SUPPLIED RECORDS
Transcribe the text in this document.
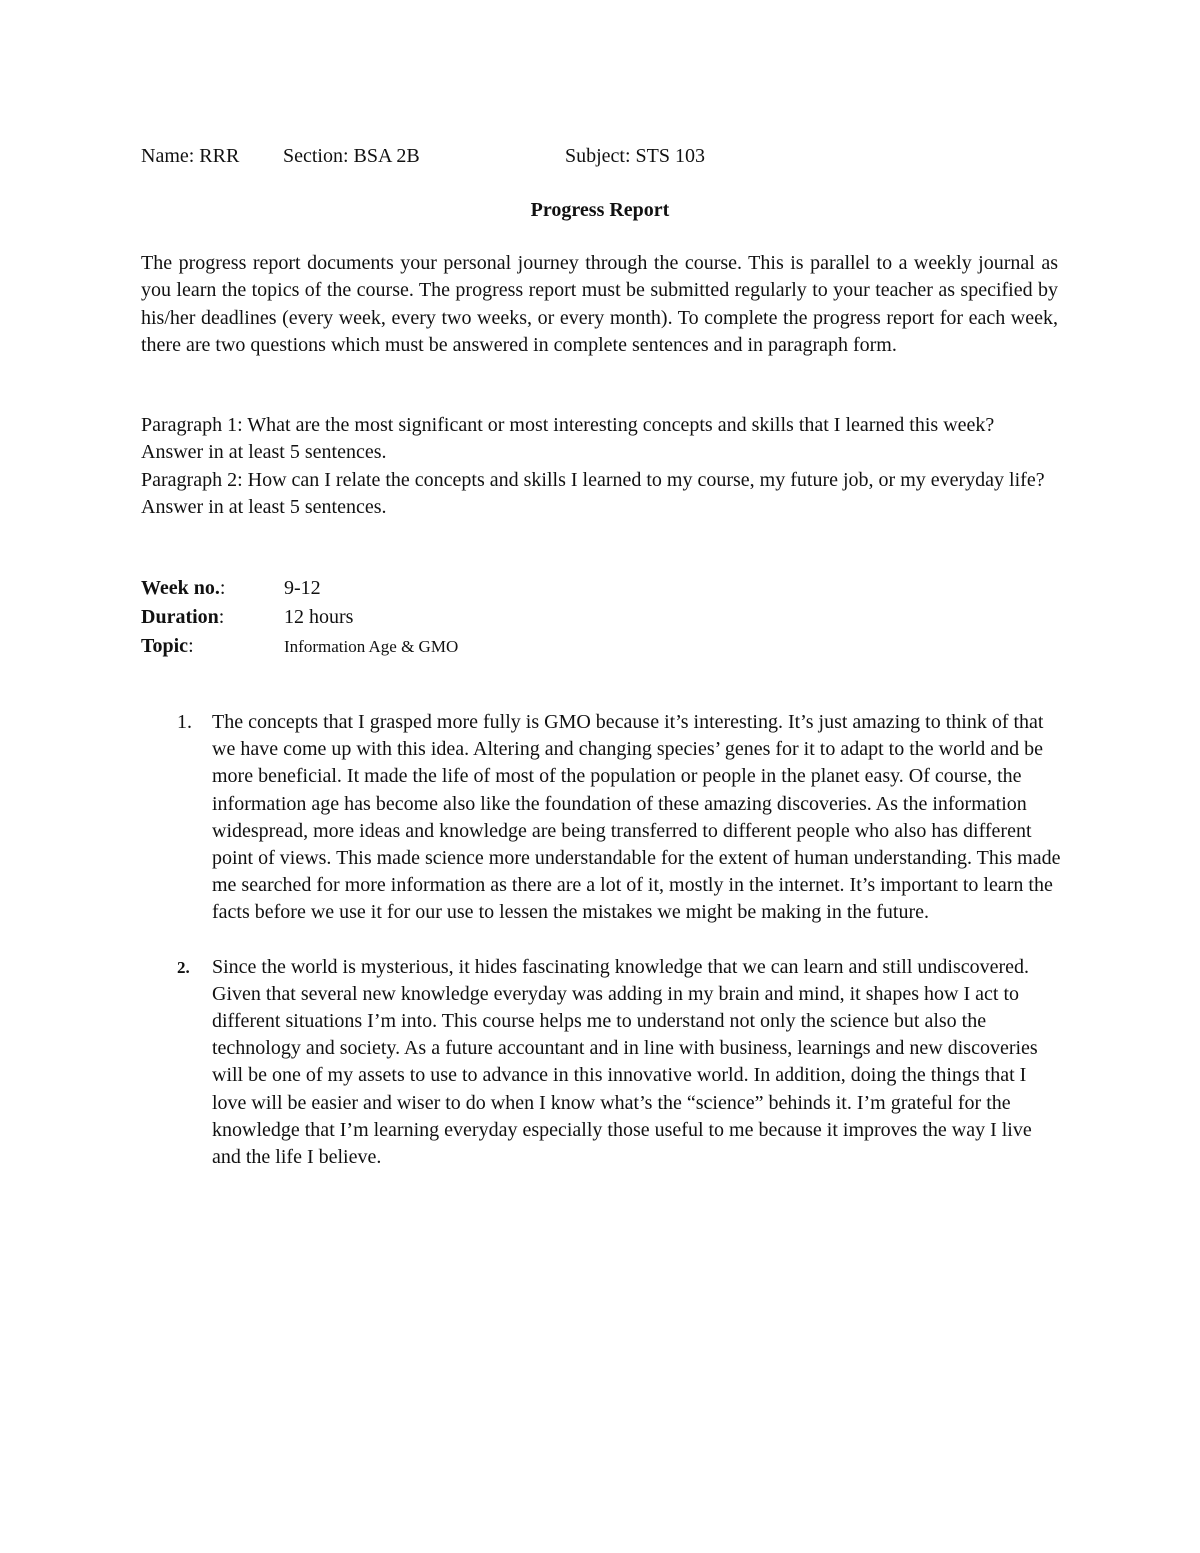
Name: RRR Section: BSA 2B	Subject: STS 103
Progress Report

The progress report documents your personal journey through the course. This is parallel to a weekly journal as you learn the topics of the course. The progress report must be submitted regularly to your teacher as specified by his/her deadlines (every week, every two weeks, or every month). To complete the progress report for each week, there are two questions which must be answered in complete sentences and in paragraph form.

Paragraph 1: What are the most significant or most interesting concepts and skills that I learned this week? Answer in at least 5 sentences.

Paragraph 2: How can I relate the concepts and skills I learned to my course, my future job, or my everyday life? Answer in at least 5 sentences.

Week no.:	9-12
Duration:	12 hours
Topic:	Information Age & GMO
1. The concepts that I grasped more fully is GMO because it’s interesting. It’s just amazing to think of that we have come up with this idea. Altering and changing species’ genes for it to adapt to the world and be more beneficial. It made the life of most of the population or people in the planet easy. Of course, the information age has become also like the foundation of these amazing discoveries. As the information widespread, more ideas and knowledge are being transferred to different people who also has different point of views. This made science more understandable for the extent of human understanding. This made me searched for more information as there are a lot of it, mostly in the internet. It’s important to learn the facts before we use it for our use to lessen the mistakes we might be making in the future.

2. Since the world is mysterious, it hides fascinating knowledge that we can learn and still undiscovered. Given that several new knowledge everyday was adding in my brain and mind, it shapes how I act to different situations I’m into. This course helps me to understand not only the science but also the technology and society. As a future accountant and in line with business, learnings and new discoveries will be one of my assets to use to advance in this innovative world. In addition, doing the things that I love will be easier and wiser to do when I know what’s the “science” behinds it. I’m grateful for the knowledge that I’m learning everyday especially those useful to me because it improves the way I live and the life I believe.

ASSIGNED TASK
Check each line above for the word "learned", and give only the number of lines that contain it.

RESULT OF THIS TASK
2